**What needs to be done**
Give the material once more, word for word, without any images.

- - -

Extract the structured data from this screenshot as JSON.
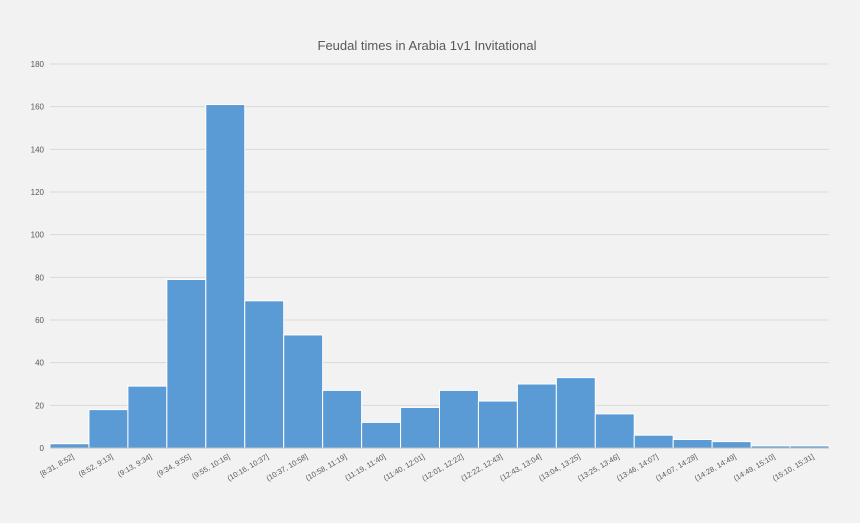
{
  "chart_data": {
    "type": "bar",
    "title": "Feudal times in Arabia 1v1 Invitational",
    "xlabel": "",
    "ylabel": "",
    "ylim": [
      0,
      180
    ],
    "yticks": [
      0,
      20,
      40,
      60,
      80,
      100,
      120,
      140,
      160,
      180
    ],
    "grid": true,
    "colors": {
      "bar": "#5b9bd5",
      "background": "#f2f2f2",
      "grid": "#d9d9d9"
    },
    "categories": [
      "[8:31, 8:52]",
      "(8:52, 9:13]",
      "(9:13, 9:34]",
      "(9:34, 9:55]",
      "(9:55, 10:16]",
      "(10:16, 10:37]",
      "(10:37, 10:58]",
      "(10:58, 11:19]",
      "(11:19, 11:40]",
      "(11:40, 12:01]",
      "(12:01, 12:22]",
      "(12:22, 12:43]",
      "(12:43, 13:04]",
      "(13:04, 13:25]",
      "(13:25, 13:46]",
      "(13:46, 14:07]",
      "(14:07, 14:28]",
      "(14:28, 14:49]",
      "(14:49, 15:10]",
      "(15:10, 15:31]"
    ],
    "values": [
      2,
      18,
      29,
      79,
      161,
      69,
      53,
      27,
      12,
      19,
      27,
      22,
      30,
      33,
      16,
      6,
      4,
      3,
      1,
      1
    ]
  }
}
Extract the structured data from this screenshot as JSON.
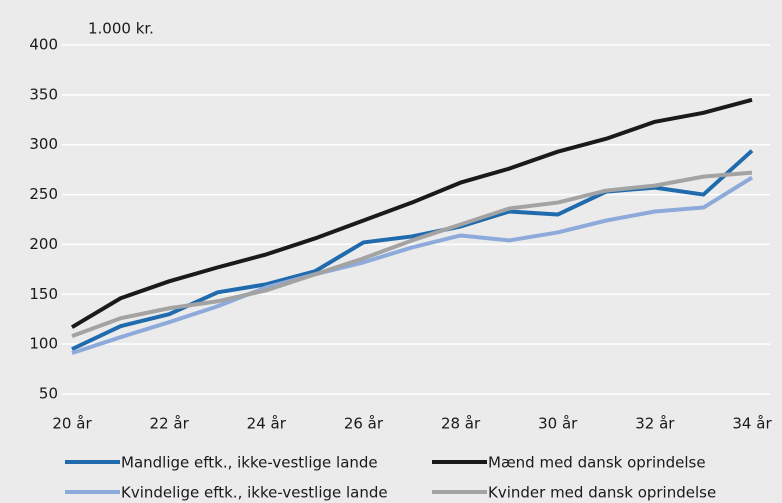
{
  "chart_data": {
    "type": "line",
    "y_unit_label": "1.000 kr.",
    "categories": [
      "20 år",
      null,
      "22 år",
      null,
      "24 år",
      null,
      "26 år",
      null,
      "28 år",
      null,
      "30 år",
      null,
      "32 år",
      null,
      "34 år"
    ],
    "series": [
      {
        "name": "Mandlige eftk., ikke-vestlige lande",
        "color": "#1f6bad",
        "values": [
          95,
          118,
          130,
          152,
          160,
          173,
          202,
          208,
          218,
          233,
          230,
          253,
          257,
          250,
          294
        ]
      },
      {
        "name": "Mænd med dansk oprindelse",
        "color": "#1a1a1a",
        "values": [
          117,
          146,
          163,
          177,
          190,
          206,
          224,
          242,
          262,
          276,
          293,
          306,
          323,
          332,
          345
        ]
      },
      {
        "name": "Kvindelige eftk., ikke-vestlige lande",
        "color": "#8eaadb",
        "values": [
          91,
          107,
          122,
          138,
          157,
          170,
          182,
          197,
          209,
          204,
          212,
          224,
          233,
          237,
          267
        ]
      },
      {
        "name": "Kvinder med dansk oprindelse",
        "color": "#a3a3a3",
        "values": [
          108,
          126,
          136,
          143,
          154,
          170,
          186,
          204,
          220,
          236,
          242,
          254,
          259,
          268,
          272
        ]
      }
    ],
    "ylim": [
      50,
      400
    ],
    "yticks": [
      50,
      100,
      150,
      200,
      250,
      300,
      350,
      400
    ],
    "grid": true
  }
}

- - -

**Result for this exercise**
Extract the structured data from this screenshot as JSON.
{
  "chart_data": {
    "type": "bar",
    "title": "Feudal times in Arabia 1v1 Invitational",
    "xlabel": "",
    "ylabel": "",
    "ylim": [
      0,
      180
    ],
    "yticks": [
      0,
      20,
      40,
      60,
      80,
      100,
      120,
      140,
      160,
      180
    ],
    "grid": true,
    "colors": {
      "bar": "#5b9bd5",
      "background": "#f2f2f2",
      "grid": "#d9d9d9"
    },
    "categories": [
      "[8:31, 8:52]",
      "(8:52, 9:13]",
      "(9:13, 9:34]",
      "(9:34, 9:55]",
      "(9:55, 10:16]",
      "(10:16, 10:37]",
      "(10:37, 10:58]",
      "(10:58, 11:19]",
      "(11:19, 11:40]",
      "(11:40, 12:01]",
      "(12:01, 12:22]",
      "(12:22, 12:43]",
      "(12:43, 13:04]",
      "(13:04, 13:25]",
      "(13:25, 13:46]",
      "(13:46, 14:07]",
      "(14:07, 14:28]",
      "(14:28, 14:49]",
      "(14:49, 15:10]",
      "(15:10, 15:31]"
    ],
    "values": [
      2,
      18,
      29,
      79,
      161,
      69,
      53,
      27,
      12,
      19,
      27,
      22,
      30,
      33,
      16,
      6,
      4,
      3,
      1,
      1
    ]
  }
}
Extract the structured data from this screenshot as JSON.
{
  "chart_data": {
    "type": "line",
    "y_unit_label": "1.000 kr.",
    "categories": [
      "20 år",
      null,
      "22 år",
      null,
      "24 år",
      null,
      "26 år",
      null,
      "28 år",
      null,
      "30 år",
      null,
      "32 år",
      null,
      "34 år"
    ],
    "series": [
      {
        "name": "Mandlige eftk., ikke-vestlige lande",
        "color": "#1f6bad",
        "values": [
          95,
          118,
          130,
          152,
          160,
          173,
          202,
          208,
          218,
          233,
          230,
          253,
          257,
          250,
          294
        ]
      },
      {
        "name": "Mænd med dansk oprindelse",
        "color": "#1a1a1a",
        "values": [
          117,
          146,
          163,
          177,
          190,
          206,
          224,
          242,
          262,
          276,
          293,
          306,
          323,
          332,
          345
        ]
      },
      {
        "name": "Kvindelige eftk., ikke-vestlige lande",
        "color": "#8eaadb",
        "values": [
          91,
          107,
          122,
          138,
          157,
          170,
          182,
          197,
          209,
          204,
          212,
          224,
          233,
          237,
          267
        ]
      },
      {
        "name": "Kvinder med dansk oprindelse",
        "color": "#a3a3a3",
        "values": [
          108,
          126,
          136,
          143,
          154,
          170,
          186,
          204,
          220,
          236,
          242,
          254,
          259,
          268,
          272
        ]
      }
    ],
    "ylim": [
      50,
      400
    ],
    "yticks": [
      50,
      100,
      150,
      200,
      250,
      300,
      350,
      400
    ],
    "grid": true
  }
}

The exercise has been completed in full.